* Exercise description *
Count every line in the following entries where the word "lateral" appears. Give the count alone.
● ● ● ●
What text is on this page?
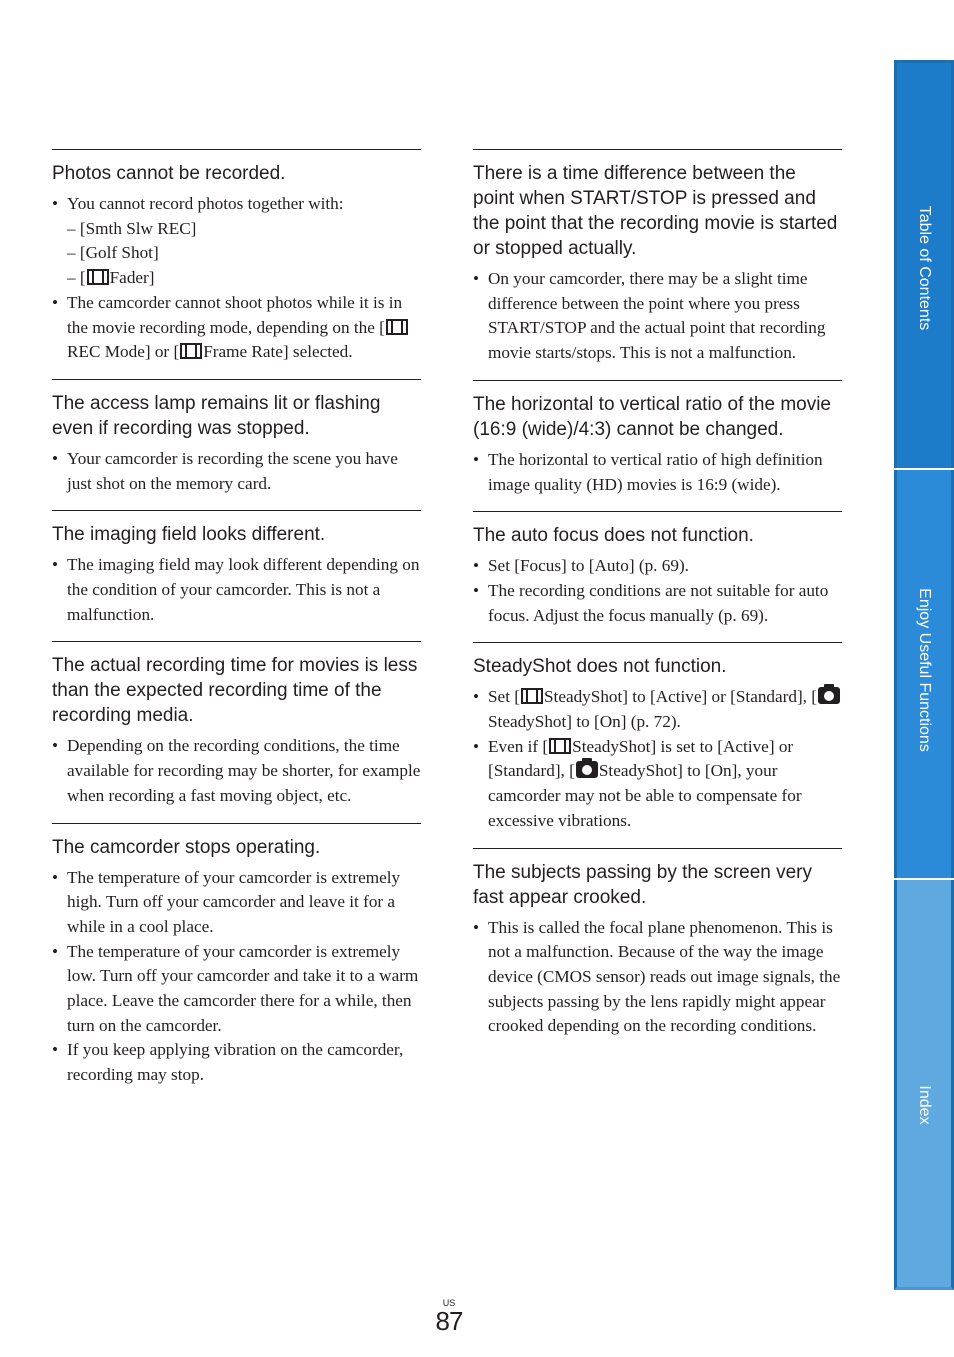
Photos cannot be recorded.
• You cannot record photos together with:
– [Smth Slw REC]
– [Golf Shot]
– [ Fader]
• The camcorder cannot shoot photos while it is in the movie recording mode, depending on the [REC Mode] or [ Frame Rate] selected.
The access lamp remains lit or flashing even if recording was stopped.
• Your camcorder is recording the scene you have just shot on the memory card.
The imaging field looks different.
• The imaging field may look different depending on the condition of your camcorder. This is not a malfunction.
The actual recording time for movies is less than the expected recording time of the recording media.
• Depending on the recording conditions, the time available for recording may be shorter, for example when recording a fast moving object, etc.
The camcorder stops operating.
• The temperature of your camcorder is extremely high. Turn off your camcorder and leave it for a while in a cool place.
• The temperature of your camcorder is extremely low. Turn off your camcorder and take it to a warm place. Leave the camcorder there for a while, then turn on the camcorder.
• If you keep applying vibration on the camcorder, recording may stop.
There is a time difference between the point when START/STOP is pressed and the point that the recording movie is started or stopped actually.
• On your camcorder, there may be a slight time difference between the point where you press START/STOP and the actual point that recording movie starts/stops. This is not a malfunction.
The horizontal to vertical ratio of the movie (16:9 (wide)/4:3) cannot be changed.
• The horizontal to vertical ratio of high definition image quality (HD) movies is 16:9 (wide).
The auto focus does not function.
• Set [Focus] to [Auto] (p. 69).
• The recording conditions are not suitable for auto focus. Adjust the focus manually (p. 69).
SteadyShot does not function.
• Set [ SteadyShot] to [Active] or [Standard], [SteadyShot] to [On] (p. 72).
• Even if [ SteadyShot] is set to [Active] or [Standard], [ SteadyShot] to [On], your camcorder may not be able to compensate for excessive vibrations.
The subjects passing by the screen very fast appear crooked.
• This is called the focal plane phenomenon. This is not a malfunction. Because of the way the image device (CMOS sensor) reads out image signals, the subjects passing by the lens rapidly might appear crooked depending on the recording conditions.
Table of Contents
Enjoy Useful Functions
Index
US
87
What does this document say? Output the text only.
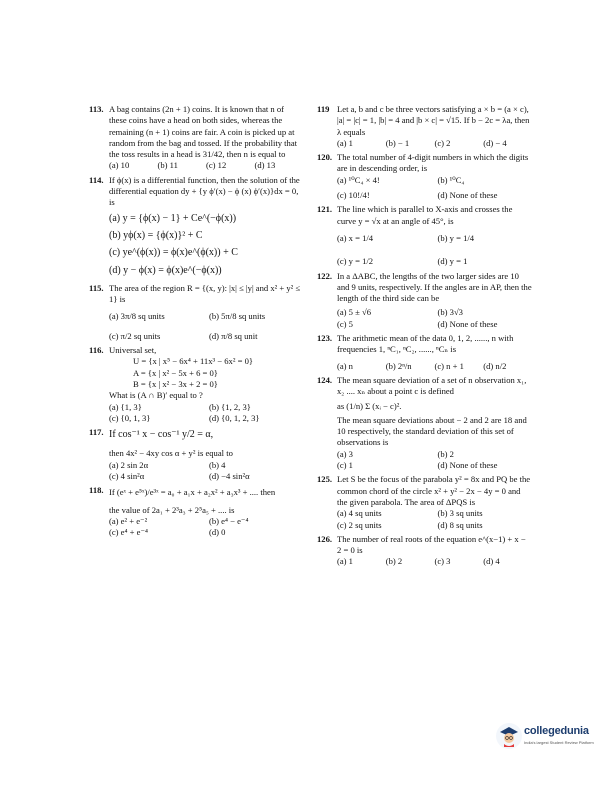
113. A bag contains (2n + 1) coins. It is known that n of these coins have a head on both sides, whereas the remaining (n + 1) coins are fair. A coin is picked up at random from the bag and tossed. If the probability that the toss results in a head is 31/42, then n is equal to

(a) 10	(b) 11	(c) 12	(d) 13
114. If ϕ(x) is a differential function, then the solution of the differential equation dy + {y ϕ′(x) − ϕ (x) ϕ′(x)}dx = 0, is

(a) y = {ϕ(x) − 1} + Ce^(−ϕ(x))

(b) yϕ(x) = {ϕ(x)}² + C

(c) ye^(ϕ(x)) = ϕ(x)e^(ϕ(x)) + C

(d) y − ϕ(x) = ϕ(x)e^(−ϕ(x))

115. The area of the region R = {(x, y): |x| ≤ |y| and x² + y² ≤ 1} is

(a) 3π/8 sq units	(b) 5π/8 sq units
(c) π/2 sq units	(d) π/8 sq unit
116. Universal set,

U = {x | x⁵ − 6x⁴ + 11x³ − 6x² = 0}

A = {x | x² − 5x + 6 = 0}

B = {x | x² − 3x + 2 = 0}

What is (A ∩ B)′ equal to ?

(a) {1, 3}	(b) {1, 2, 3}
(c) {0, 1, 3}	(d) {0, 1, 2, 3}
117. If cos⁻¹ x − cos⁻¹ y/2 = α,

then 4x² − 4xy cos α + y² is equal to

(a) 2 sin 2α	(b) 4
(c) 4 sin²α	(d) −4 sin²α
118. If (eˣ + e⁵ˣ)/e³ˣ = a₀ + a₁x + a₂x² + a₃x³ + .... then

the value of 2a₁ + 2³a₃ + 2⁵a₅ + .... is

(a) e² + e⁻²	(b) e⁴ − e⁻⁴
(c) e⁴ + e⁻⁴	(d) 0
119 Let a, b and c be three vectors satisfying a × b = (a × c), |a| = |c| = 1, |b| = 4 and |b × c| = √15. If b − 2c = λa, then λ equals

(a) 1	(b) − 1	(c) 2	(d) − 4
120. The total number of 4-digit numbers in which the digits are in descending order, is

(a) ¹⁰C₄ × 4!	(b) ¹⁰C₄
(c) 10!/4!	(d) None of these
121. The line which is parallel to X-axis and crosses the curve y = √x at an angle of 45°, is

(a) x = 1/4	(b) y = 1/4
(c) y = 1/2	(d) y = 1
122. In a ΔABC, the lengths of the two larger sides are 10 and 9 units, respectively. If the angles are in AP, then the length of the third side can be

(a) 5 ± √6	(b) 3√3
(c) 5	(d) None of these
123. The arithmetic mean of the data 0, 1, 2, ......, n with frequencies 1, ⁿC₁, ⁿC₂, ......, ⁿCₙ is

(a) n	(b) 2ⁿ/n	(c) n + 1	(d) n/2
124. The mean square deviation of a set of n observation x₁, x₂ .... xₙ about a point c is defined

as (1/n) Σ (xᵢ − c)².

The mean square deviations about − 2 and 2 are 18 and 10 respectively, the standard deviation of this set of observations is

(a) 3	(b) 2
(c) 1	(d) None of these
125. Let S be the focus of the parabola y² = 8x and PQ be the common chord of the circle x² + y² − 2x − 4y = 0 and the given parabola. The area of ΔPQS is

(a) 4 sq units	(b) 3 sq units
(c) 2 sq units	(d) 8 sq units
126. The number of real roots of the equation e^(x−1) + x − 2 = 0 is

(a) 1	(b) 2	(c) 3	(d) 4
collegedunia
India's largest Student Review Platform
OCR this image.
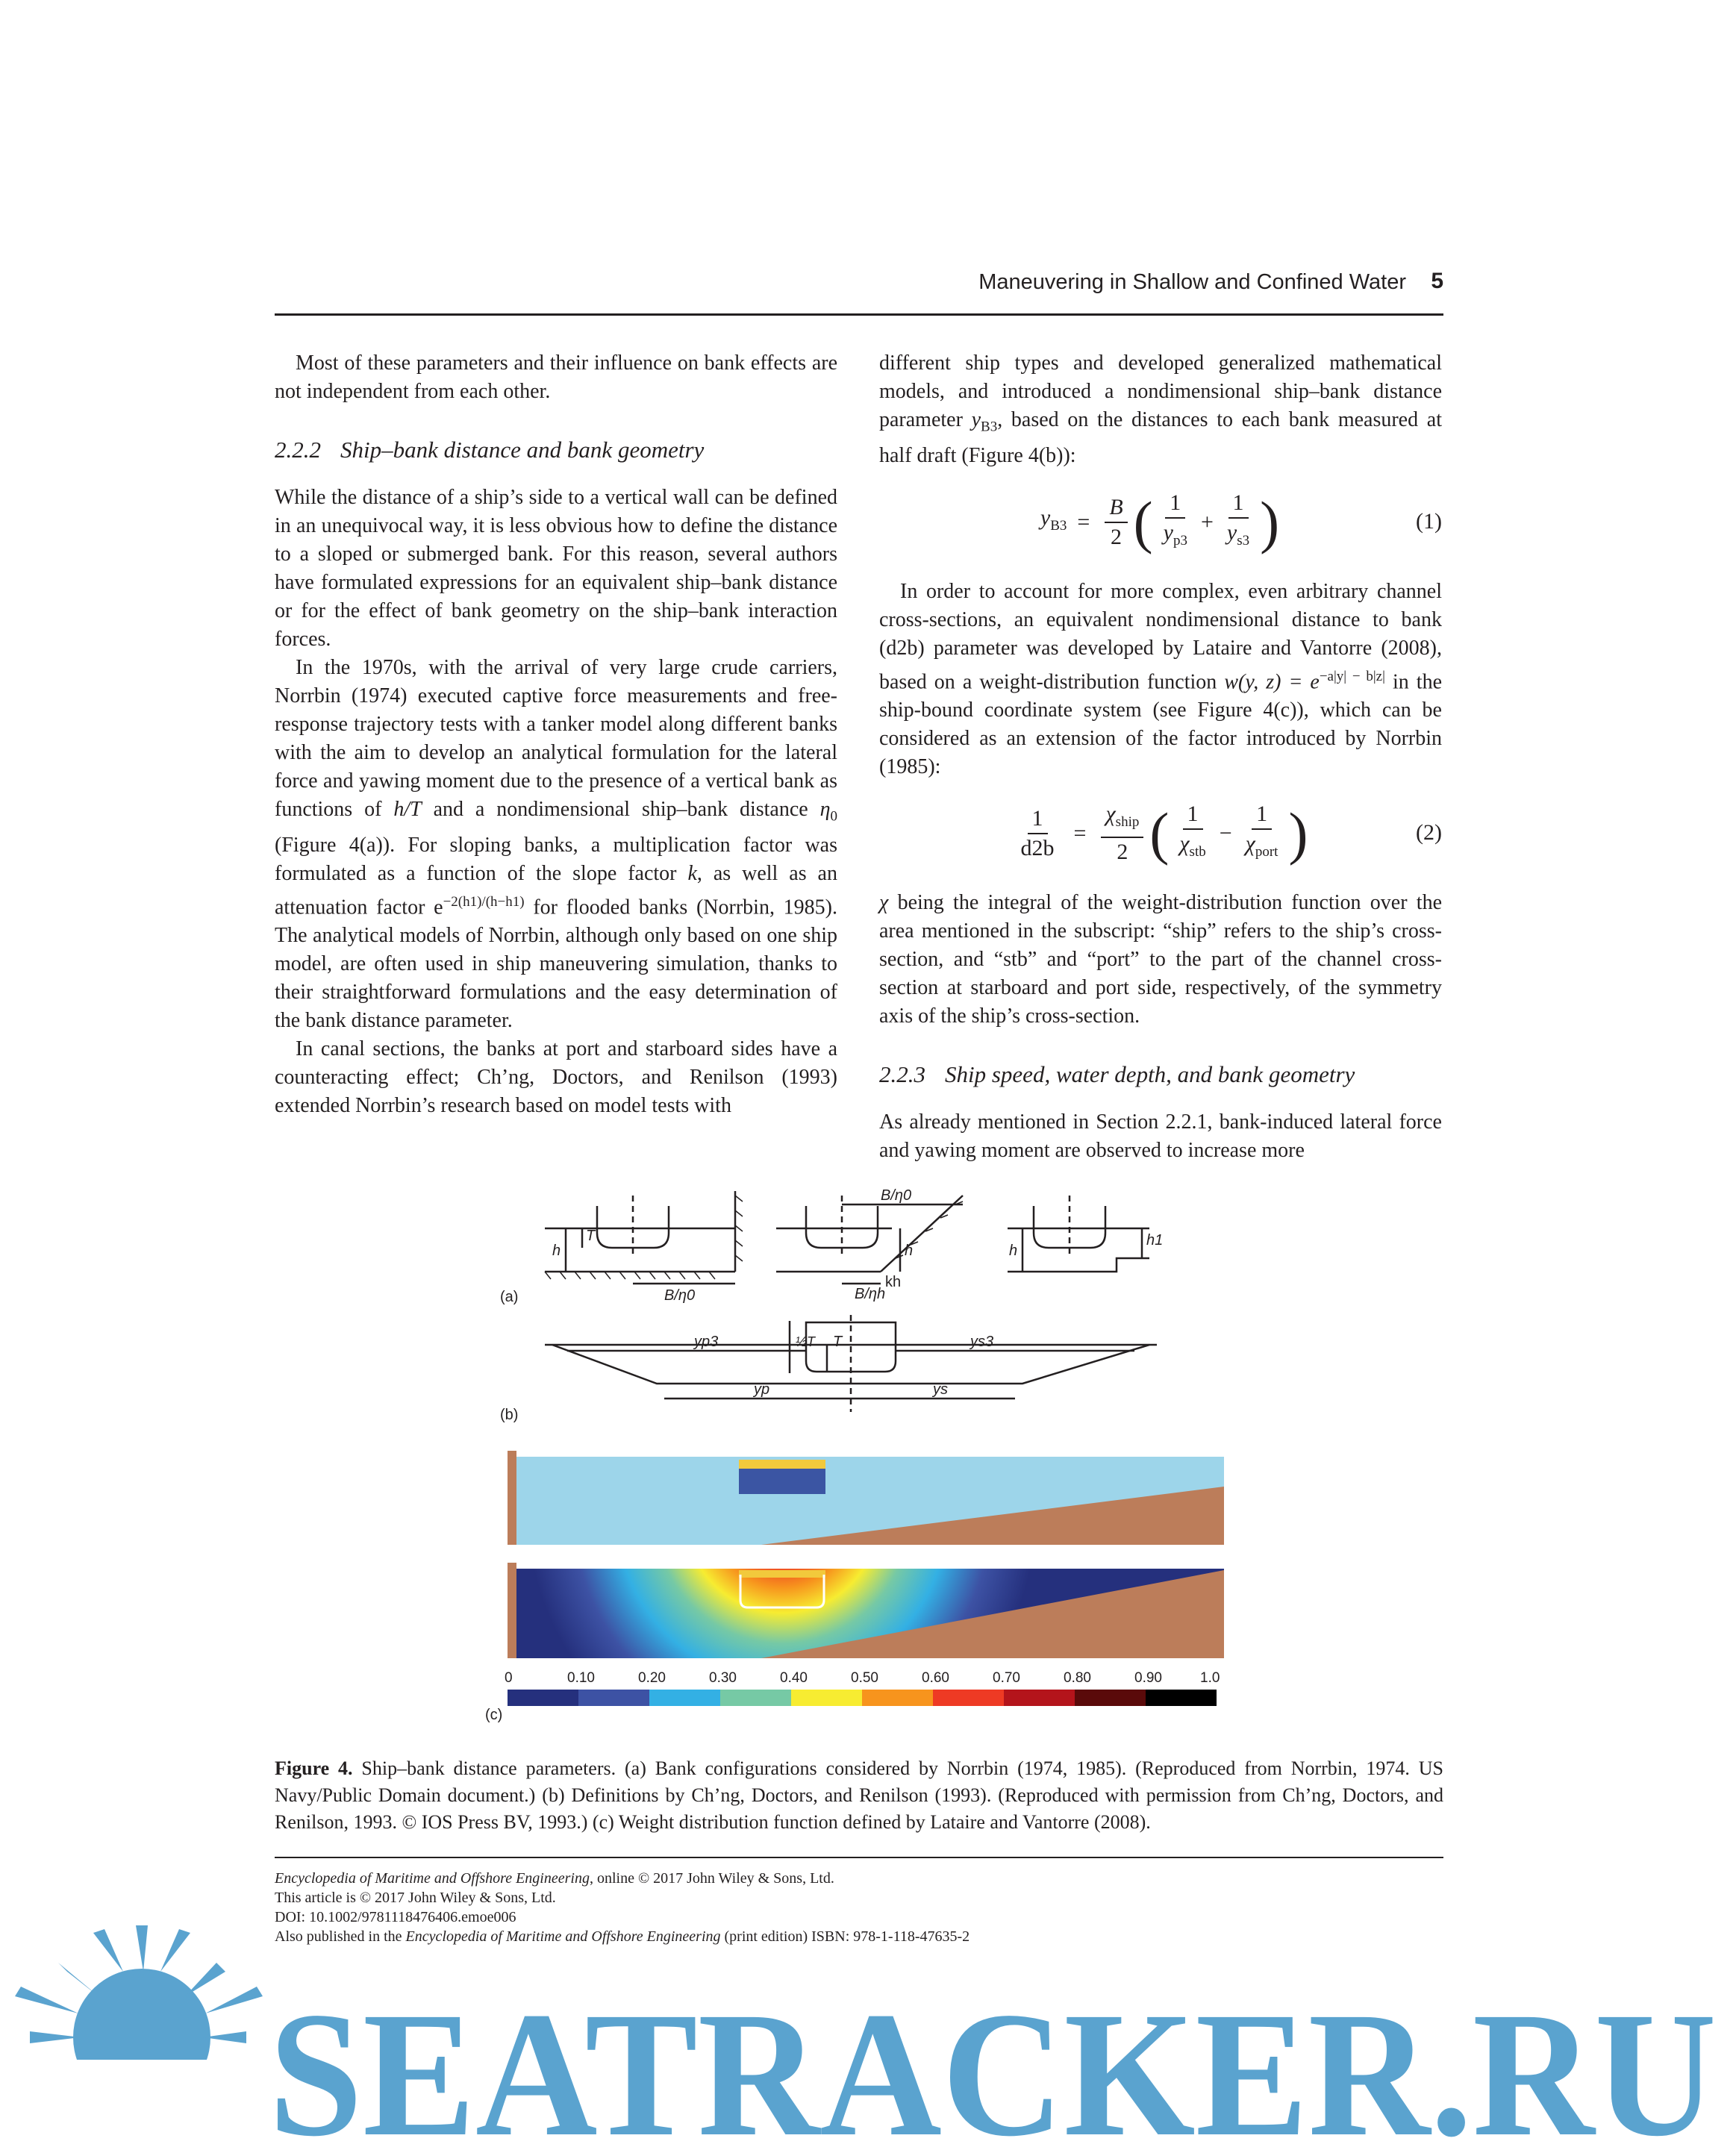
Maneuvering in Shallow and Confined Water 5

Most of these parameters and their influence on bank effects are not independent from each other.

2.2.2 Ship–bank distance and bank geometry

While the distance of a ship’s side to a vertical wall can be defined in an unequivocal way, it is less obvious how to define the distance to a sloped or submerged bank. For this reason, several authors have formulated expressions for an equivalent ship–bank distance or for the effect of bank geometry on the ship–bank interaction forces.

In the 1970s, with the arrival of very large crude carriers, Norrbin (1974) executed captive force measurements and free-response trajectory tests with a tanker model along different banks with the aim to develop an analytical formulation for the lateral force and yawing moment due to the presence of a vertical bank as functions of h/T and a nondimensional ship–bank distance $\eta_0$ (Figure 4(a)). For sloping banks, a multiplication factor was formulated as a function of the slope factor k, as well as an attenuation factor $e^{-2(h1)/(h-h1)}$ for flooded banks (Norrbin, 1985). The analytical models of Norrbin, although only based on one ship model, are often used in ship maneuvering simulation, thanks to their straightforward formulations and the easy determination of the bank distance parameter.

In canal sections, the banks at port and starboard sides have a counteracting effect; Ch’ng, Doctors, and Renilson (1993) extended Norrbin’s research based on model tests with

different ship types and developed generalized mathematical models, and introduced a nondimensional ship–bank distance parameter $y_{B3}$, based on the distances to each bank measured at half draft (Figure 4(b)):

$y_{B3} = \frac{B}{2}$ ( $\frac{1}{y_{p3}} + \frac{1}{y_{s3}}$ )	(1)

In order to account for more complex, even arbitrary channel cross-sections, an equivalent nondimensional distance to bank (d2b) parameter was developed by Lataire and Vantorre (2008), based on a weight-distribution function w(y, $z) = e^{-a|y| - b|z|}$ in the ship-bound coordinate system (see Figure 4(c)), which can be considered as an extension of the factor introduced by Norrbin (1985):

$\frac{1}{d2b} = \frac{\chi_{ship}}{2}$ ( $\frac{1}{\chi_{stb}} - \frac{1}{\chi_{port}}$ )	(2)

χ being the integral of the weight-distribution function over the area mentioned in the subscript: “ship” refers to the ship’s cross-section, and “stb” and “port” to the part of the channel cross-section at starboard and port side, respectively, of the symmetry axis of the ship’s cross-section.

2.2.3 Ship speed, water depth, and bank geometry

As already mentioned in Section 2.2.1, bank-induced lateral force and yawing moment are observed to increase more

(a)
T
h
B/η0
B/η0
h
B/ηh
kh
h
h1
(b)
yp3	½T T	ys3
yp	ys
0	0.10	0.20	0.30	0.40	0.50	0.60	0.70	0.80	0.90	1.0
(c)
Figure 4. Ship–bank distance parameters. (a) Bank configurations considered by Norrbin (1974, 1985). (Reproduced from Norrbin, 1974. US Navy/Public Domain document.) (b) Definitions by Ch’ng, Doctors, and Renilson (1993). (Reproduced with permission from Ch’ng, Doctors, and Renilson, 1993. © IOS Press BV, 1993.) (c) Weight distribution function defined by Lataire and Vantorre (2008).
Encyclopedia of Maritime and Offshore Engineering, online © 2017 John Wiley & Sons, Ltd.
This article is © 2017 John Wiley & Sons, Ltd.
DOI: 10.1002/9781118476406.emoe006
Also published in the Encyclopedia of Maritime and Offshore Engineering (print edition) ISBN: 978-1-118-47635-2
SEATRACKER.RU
● ● ● ●
* Answer below *
2